■ DATASET EXTRACT:
◆ ◆ ◆ ◆ ◆

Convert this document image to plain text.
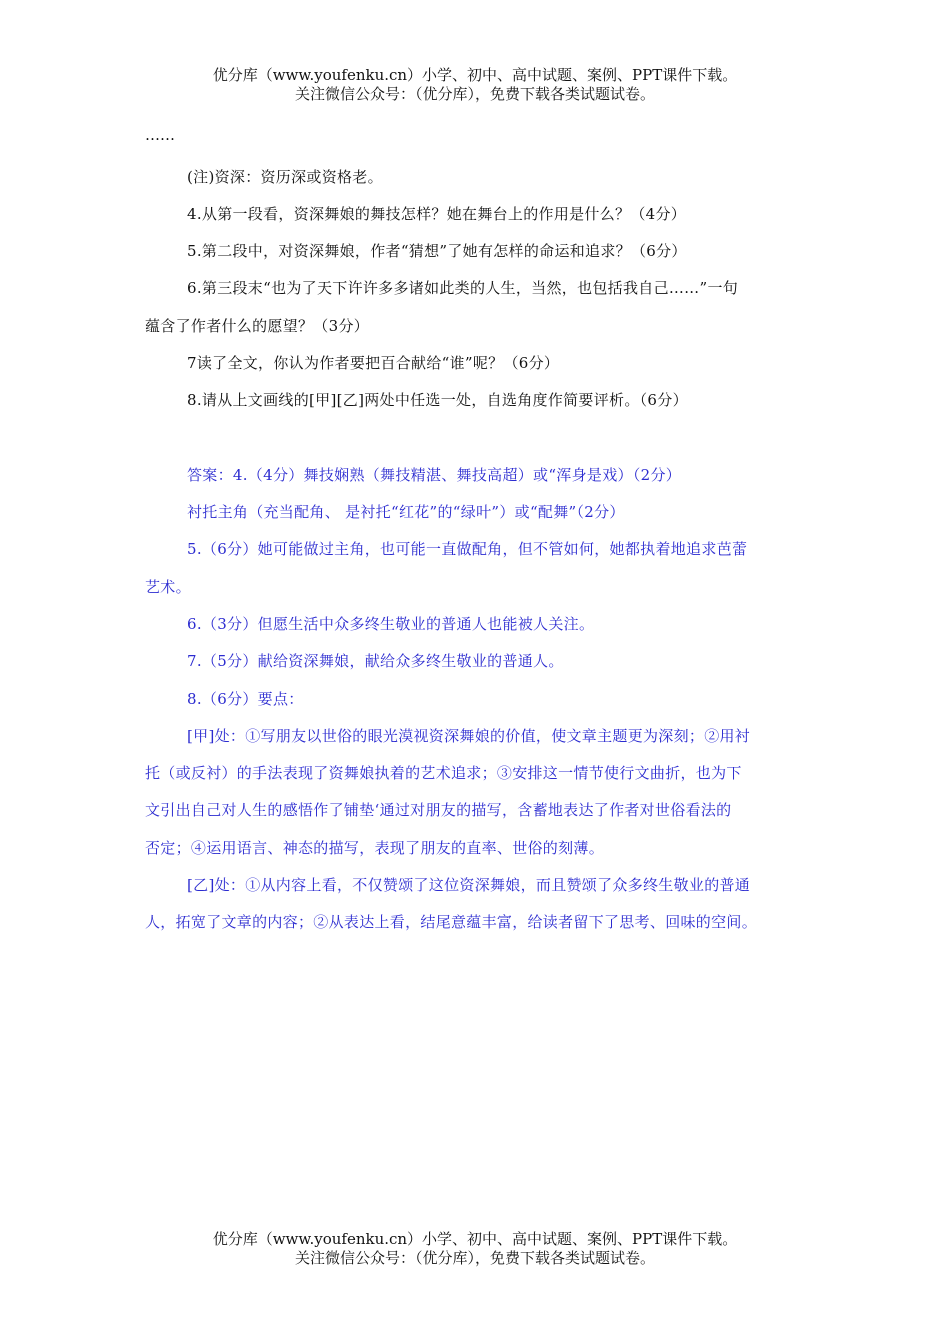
优分库（www.youfenku.cn）小学、初中、高中试题、案例、PPT课件下载。
关注微信公众号：（优分库），免费下载各类试题试卷。
……
(注)资深：资历深或资格老。
4.从第一段看，资深舞娘的舞技怎样？她在舞台上的作用是什么？（4分）
5.第二段中，对资深舞娘，作者“猜想”了她有怎样的命运和追求？（6分）
6.第三段末“也为了天下许许多多诸如此类的人生，当然，也包括我自己……”一句
蕴含了作者什么的愿望？（3分）
7读了全文，你认为作者要把百合献给“谁”呢？（6分）
8.请从上文画线的[甲][乙]两处中任选一处，自选角度作简要评析。（6分）
答案：4.（4分）舞技娴熟（舞技精湛、舞技高超）或“浑身是戏）（2分）
衬托主角（充当配角、 是衬托“红花”的“绿叶”）或“配舞”（2分）
5.（6分）她可能做过主角，也可能一直做配角，但不管如何，她都执着地追求芭蕾
艺术。
6.（3分）但愿生活中众多终生敬业的普通人也能被人关注。
7.（5分）献给资深舞娘，献给众多终生敬业的普通人。
8.（6分）要点：
[甲]处：①写朋友以世俗的眼光漠视资深舞娘的价值，使文章主题更为深刻；②用衬
托（或反衬）的手法表现了资舞娘执着的艺术追求；③安排这一情节使行文曲折，也为下
文引出自己对人生的感悟作了铺垫‘通过对朋友的描写，含蓄地表达了作者对世俗看法的
否定；④运用语言、神态的描写，表现了朋友的直率、世俗的刻薄。
[乙]处：①从内容上看，不仅赞颂了这位资深舞娘，而且赞颂了众多终生敬业的普通
人，拓宽了文章的内容；②从表达上看，结尾意蕴丰富，给读者留下了思考、回味的空间。
优分库（www.youfenku.cn）小学、初中、高中试题、案例、PPT课件下载。
关注微信公众号：（优分库），免费下载各类试题试卷。
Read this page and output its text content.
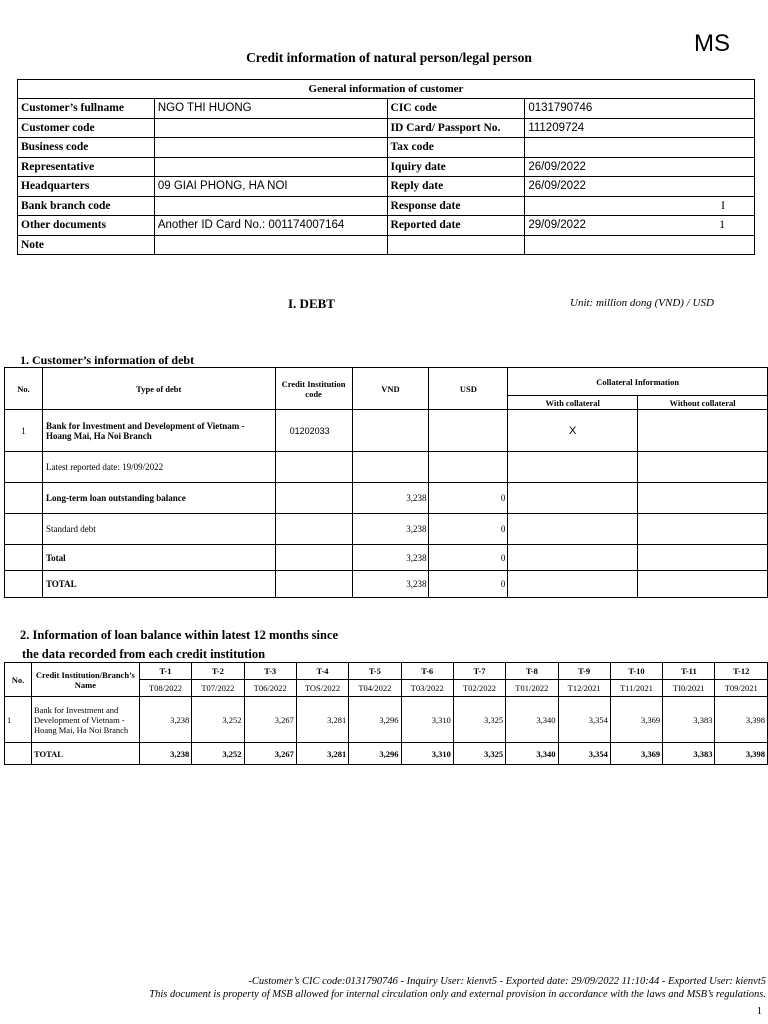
MS
Credit information of natural person/legal person
General information of customer			
Customer’s fullname	NGO THI HUONG	CIC code	0131790746

Customer code		ID Card/ Passport No.	111209724

Business code		Tax code	

Representative		Iquiry date	26/09/2022

Headquarters	09 GIAI PHONG, HA NOI	Reply date	26/09/2022

Bank branch code		Response date	I

Other documents	Another ID Card No.: 001174007164	Reported date	29/09/2022 1

Note			
I. DEBT	Unit: million dong (VND) / USD
1. Customer’s information of debt
No.	Type of debt	Credit Institution code	VND	USD	Collateral Information	
					With collateral	Without collateral
1	Bank for Investment and Development of Vietnam - Hoang Mai, Ha Noi Branch	01202033			X	
	Latest reported date: 19/09/2022					
	Long-term loan outstanding balance		3,238	0		
	Standard debt		3,238	0		
	Total		3,238	0		
	TOTAL		3,238	0		
2. Information of loan balance within latest 12 months since
the data recorded from each credit institution
No.	Credit Institution/Branch’s Name	T-1	T-2	T-3	T-4	T-5	T-6	T-7	T-8	T-9	T-10	T-11	T-12
		T08/2022	T07/2022	T06/2022	TOS/2022	T04/2022	T03/2022	T02/2022	T01/2022	T12/2021	T11/2021	TI0/2021	T09/2021
1	Bank for Investment and Development of Vietnam - Hoang Mai, Ha Noi Branch	3,238	3,252	3,267	3,281	3,296	3,310	3,325	3,340	3,354	3,369	3,383	3,398
	TOTAL	3,238	3,252	3,267	3,281	3,296	3,310	3,325	3,340	3,354	3,369	3,383	3,398
-Customer’s CIC code:0131790746 - Inquiry User: kienvt5 - Exported date: 29/09/2022 11:10:44 - Exported User: kienvt5
This document is property of MSB allowed for internal circulation only and external provision in accordance with the laws and MSB’s regulations.
1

◆ ◆ ◆ ◆ ◆

■ SET TASK:
Looking at the records above, tally the lines holding "Hoang" and reply with that number only.

■ FINISHED EXERCISE:
2